*** PROVIDED DATA

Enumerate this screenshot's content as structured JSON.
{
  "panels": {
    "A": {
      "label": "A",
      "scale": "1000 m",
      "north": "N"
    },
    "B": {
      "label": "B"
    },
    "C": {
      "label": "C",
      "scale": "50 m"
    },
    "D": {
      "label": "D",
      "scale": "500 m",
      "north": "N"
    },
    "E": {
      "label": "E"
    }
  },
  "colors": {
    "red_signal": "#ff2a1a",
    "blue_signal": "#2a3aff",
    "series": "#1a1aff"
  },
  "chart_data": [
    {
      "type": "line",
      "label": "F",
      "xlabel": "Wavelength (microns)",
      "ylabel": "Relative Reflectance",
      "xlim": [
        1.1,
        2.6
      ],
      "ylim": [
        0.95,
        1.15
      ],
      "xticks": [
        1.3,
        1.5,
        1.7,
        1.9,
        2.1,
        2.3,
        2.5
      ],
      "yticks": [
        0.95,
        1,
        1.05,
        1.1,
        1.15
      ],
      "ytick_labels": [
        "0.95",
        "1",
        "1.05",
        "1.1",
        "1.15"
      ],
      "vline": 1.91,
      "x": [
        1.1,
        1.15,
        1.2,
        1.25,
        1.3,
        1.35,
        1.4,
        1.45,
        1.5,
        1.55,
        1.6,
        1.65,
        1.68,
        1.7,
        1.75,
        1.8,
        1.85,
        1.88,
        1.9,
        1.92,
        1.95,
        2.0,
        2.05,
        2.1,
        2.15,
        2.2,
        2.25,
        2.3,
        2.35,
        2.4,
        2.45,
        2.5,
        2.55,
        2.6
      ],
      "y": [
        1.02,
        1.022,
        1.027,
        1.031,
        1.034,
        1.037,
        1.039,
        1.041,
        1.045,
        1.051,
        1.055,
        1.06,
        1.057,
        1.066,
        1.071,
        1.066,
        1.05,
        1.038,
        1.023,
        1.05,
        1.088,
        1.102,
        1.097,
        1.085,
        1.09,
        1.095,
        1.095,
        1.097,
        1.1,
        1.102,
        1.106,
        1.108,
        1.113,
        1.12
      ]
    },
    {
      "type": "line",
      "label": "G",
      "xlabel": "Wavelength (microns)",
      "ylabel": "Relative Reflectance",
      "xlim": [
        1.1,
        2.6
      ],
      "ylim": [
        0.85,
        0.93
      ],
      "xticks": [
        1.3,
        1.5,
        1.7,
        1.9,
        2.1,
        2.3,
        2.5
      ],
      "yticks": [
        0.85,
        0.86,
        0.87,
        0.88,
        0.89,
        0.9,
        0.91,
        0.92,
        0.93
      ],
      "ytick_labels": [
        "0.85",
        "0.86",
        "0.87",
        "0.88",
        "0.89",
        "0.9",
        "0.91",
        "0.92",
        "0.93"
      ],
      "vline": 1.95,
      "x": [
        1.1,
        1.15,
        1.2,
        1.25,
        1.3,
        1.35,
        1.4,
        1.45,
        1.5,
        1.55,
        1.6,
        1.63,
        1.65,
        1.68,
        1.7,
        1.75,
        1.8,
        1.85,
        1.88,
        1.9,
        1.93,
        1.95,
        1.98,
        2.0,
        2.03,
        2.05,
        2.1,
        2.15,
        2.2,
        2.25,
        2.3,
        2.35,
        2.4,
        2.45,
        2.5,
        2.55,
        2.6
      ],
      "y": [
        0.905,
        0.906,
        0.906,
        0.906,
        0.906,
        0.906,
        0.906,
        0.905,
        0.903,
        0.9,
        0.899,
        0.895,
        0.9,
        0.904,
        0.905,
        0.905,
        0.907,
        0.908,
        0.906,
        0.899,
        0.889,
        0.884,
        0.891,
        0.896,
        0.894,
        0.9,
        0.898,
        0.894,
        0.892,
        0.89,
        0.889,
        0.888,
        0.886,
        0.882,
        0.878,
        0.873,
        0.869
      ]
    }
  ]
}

******

PROBLEM DETAILS: Each line must be given again exactly as written above.

SOLUTION FOR THIS PROBLEM:
Enumerate this screenshot's content as structured JSON.
{
  "panels": {
    "A": {
      "label": "A",
      "scale": "1000 m",
      "north": "N"
    },
    "B": {
      "label": "B"
    },
    "C": {
      "label": "C",
      "scale": "50 m"
    },
    "D": {
      "label": "D",
      "scale": "500 m",
      "north": "N"
    },
    "E": {
      "label": "E"
    }
  },
  "colors": {
    "red_signal": "#ff2a1a",
    "blue_signal": "#2a3aff",
    "series": "#1a1aff"
  },
  "chart_data": [
    {
      "type": "line",
      "label": "F",
      "xlabel": "Wavelength (microns)",
      "ylabel": "Relative Reflectance",
      "xlim": [
        1.1,
        2.6
      ],
      "ylim": [
        0.95,
        1.15
      ],
      "xticks": [
        1.3,
        1.5,
        1.7,
        1.9,
        2.1,
        2.3,
        2.5
      ],
      "yticks": [
        0.95,
        1,
        1.05,
        1.1,
        1.15
      ],
      "ytick_labels": [
        "0.95",
        "1",
        "1.05",
        "1.1",
        "1.15"
      ],
      "vline": 1.91,
      "x": [
        1.1,
        1.15,
        1.2,
        1.25,
        1.3,
        1.35,
        1.4,
        1.45,
        1.5,
        1.55,
        1.6,
        1.65,
        1.68,
        1.7,
        1.75,
        1.8,
        1.85,
        1.88,
        1.9,
        1.92,
        1.95,
        2.0,
        2.05,
        2.1,
        2.15,
        2.2,
        2.25,
        2.3,
        2.35,
        2.4,
        2.45,
        2.5,
        2.55,
        2.6
      ],
      "y": [
        1.02,
        1.022,
        1.027,
        1.031,
        1.034,
        1.037,
        1.039,
        1.041,
        1.045,
        1.051,
        1.055,
        1.06,
        1.057,
        1.066,
        1.071,
        1.066,
        1.05,
        1.038,
        1.023,
        1.05,
        1.088,
        1.102,
        1.097,
        1.085,
        1.09,
        1.095,
        1.095,
        1.097,
        1.1,
        1.102,
        1.106,
        1.108,
        1.113,
        1.12
      ]
    },
    {
      "type": "line",
      "label": "G",
      "xlabel": "Wavelength (microns)",
      "ylabel": "Relative Reflectance",
      "xlim": [
        1.1,
        2.6
      ],
      "ylim": [
        0.85,
        0.93
      ],
      "xticks": [
        1.3,
        1.5,
        1.7,
        1.9,
        2.1,
        2.3,
        2.5
      ],
      "yticks": [
        0.85,
        0.86,
        0.87,
        0.88,
        0.89,
        0.9,
        0.91,
        0.92,
        0.93
      ],
      "ytick_labels": [
        "0.85",
        "0.86",
        "0.87",
        "0.88",
        "0.89",
        "0.9",
        "0.91",
        "0.92",
        "0.93"
      ],
      "vline": 1.95,
      "x": [
        1.1,
        1.15,
        1.2,
        1.25,
        1.3,
        1.35,
        1.4,
        1.45,
        1.5,
        1.55,
        1.6,
        1.63,
        1.65,
        1.68,
        1.7,
        1.75,
        1.8,
        1.85,
        1.88,
        1.9,
        1.93,
        1.95,
        1.98,
        2.0,
        2.03,
        2.05,
        2.1,
        2.15,
        2.2,
        2.25,
        2.3,
        2.35,
        2.4,
        2.45,
        2.5,
        2.55,
        2.6
      ],
      "y": [
        0.905,
        0.906,
        0.906,
        0.906,
        0.906,
        0.906,
        0.906,
        0.905,
        0.903,
        0.9,
        0.899,
        0.895,
        0.9,
        0.904,
        0.905,
        0.905,
        0.907,
        0.908,
        0.906,
        0.899,
        0.889,
        0.884,
        0.891,
        0.896,
        0.894,
        0.9,
        0.898,
        0.894,
        0.892,
        0.89,
        0.889,
        0.888,
        0.886,
        0.882,
        0.878,
        0.873,
        0.869
      ]
    }
  ]
}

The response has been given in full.